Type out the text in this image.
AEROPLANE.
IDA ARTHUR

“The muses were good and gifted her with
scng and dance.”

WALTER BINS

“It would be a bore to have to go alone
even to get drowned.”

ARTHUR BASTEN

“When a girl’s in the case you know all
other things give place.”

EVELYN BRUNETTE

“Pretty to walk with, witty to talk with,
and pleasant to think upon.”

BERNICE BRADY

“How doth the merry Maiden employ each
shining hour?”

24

==================================================

**What the task requires**
Each line of the listing should be echoed back exactly.

**Solution to this problem**
Type out the text in this image.
AEROPLANE.
IDA ARTHUR

“The muses were good and gifted her with
scng and dance.”

WALTER BINS

“It would be a bore to have to go alone
even to get drowned.”

ARTHUR BASTEN

“When a girl’s in the case you know all
other things give place.”

EVELYN BRUNETTE

“Pretty to walk with, witty to talk with,
and pleasant to think upon.”

BERNICE BRADY

“How doth the merry Maiden employ each
shining hour?”

24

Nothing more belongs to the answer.